▼

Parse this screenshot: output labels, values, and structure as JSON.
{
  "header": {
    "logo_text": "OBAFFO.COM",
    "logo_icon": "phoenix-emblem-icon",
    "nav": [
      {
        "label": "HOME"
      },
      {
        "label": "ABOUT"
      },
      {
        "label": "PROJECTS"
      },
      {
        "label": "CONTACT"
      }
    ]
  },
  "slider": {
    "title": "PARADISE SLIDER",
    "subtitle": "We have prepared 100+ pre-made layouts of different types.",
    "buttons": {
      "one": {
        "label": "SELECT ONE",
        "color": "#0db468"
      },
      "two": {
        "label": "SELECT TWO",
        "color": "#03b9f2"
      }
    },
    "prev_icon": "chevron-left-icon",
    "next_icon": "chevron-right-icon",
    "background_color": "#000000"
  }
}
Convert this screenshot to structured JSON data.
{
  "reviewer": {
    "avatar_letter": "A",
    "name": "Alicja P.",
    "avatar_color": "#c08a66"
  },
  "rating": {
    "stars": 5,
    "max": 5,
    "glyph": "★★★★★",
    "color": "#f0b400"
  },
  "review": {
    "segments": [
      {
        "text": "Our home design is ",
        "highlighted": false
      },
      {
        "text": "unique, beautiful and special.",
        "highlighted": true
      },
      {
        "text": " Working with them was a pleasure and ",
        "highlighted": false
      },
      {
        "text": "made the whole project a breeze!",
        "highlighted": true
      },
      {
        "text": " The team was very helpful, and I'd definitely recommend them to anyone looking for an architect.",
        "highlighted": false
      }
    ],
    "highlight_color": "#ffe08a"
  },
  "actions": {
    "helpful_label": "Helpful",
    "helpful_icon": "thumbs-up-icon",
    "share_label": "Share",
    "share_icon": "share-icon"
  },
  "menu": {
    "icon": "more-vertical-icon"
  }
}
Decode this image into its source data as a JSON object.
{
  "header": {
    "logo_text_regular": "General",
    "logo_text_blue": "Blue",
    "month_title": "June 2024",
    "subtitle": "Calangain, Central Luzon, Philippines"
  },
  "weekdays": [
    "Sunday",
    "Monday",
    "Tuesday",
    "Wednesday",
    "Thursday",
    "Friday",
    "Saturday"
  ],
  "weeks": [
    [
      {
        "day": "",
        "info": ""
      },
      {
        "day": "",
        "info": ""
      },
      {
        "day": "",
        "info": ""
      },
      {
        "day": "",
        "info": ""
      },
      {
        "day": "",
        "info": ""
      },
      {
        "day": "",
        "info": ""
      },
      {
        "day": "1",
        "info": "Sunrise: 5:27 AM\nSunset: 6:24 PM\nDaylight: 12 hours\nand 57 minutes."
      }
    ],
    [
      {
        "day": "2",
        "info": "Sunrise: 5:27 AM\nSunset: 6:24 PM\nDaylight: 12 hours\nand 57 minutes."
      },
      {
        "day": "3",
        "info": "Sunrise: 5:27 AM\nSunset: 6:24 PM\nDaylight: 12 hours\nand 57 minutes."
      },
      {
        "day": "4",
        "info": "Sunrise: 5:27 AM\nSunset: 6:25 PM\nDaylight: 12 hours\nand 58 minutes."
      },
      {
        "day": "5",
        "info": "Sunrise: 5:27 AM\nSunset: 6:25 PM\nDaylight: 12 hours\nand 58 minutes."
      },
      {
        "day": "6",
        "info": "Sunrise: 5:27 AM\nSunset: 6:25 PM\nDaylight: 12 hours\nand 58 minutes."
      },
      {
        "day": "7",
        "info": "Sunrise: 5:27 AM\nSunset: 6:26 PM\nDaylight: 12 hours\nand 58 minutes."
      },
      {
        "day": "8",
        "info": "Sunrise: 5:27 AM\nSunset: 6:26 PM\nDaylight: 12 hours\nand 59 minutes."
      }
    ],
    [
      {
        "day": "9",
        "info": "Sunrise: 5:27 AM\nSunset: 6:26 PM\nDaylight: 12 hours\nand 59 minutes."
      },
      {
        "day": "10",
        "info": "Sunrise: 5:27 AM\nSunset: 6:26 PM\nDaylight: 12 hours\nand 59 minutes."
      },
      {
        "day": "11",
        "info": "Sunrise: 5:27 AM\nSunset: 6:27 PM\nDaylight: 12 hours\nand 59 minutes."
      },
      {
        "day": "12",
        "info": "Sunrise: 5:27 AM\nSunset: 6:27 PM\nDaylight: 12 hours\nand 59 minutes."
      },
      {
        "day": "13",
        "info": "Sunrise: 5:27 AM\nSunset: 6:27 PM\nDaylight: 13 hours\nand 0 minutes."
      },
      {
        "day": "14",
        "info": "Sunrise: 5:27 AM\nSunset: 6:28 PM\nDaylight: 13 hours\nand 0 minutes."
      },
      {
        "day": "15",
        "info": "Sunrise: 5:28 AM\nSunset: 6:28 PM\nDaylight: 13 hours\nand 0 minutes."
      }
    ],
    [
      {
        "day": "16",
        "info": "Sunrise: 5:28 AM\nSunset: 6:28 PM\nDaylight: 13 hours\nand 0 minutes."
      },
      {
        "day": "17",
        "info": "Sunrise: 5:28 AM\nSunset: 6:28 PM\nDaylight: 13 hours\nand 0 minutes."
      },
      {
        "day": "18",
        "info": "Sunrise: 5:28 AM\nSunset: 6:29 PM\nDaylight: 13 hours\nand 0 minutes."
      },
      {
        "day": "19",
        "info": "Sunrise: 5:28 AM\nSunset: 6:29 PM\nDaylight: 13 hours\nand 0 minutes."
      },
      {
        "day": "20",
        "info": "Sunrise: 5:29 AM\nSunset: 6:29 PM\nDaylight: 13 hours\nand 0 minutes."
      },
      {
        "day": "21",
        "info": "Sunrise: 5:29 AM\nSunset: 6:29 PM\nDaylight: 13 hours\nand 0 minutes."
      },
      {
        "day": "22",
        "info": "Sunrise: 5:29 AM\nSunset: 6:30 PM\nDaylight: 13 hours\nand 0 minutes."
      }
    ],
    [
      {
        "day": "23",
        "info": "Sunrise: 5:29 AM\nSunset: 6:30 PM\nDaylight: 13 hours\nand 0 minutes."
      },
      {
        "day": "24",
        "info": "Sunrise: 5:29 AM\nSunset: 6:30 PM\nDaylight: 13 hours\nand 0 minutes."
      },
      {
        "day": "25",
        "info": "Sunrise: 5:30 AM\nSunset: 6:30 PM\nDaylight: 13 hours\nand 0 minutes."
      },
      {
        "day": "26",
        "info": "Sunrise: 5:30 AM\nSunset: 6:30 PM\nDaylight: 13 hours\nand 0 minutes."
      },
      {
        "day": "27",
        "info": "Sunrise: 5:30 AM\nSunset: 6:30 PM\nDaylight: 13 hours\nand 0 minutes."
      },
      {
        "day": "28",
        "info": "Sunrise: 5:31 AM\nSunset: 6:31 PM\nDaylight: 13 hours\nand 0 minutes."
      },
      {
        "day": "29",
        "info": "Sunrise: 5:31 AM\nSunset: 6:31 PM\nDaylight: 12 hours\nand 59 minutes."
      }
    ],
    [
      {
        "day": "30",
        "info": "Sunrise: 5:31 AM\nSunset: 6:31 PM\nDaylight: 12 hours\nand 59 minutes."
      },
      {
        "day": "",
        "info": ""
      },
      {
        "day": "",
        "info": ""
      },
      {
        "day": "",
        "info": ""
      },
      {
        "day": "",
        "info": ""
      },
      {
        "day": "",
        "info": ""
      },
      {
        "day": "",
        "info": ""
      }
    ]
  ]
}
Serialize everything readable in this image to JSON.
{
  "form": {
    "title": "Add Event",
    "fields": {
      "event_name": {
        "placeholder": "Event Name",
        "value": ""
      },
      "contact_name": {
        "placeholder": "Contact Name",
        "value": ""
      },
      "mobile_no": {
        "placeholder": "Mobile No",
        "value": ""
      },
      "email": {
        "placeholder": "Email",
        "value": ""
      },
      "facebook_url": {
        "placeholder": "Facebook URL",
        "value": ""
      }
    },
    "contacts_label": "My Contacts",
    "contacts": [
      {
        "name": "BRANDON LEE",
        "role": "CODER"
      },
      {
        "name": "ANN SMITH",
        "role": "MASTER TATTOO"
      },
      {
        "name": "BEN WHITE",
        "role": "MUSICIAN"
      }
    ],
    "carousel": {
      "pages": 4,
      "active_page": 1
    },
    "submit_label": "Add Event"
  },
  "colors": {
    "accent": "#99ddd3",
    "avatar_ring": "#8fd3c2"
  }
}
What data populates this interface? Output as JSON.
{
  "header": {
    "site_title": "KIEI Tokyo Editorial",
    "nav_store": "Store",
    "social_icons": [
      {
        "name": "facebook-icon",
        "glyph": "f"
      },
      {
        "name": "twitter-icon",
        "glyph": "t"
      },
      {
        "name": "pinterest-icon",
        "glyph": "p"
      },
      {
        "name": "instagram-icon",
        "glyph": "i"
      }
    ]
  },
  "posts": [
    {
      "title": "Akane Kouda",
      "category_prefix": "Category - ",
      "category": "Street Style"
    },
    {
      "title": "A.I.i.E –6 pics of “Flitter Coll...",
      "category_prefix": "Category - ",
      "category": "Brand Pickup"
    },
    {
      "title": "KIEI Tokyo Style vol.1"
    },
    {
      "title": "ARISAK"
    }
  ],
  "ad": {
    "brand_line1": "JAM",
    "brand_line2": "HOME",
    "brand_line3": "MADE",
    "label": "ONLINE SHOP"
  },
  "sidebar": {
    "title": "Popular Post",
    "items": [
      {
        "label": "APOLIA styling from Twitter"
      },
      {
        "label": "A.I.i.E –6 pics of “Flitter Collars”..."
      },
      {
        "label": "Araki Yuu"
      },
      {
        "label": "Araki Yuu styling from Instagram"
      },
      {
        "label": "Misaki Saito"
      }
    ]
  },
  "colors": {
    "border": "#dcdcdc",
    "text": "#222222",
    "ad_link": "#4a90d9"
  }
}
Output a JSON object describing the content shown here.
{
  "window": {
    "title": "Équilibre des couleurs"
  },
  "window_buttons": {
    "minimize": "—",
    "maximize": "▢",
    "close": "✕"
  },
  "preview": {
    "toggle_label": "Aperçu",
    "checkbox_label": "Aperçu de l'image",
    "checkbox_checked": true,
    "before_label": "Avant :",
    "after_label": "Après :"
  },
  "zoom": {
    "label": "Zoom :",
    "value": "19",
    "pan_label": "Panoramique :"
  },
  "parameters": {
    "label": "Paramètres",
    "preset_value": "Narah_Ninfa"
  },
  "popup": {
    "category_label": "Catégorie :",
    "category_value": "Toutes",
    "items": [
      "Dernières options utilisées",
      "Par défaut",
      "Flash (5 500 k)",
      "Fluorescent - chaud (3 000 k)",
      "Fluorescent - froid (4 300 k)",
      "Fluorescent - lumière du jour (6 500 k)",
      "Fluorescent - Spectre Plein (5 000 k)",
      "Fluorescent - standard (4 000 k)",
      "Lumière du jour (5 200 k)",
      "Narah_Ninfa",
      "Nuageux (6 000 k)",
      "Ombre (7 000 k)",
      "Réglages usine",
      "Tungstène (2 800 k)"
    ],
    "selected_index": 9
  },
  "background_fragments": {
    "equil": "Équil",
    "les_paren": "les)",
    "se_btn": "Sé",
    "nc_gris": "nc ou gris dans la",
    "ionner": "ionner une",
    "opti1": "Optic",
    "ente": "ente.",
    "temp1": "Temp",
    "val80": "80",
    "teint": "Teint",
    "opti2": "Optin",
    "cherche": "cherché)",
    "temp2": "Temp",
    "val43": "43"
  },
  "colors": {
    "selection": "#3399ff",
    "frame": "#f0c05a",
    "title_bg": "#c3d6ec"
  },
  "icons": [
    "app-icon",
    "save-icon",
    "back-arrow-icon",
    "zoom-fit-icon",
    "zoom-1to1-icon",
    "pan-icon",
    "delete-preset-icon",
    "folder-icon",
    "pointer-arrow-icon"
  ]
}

▲

THE PROBLEM:
Take every line from the data above that holds "pics" and copy it out.

EXPECTED ANSWER:
      "title": "A.I.i.E –6 pics of “Flitter Coll...",
        "label": "A.I.i.E –6 pics of “Flitter Collars”..."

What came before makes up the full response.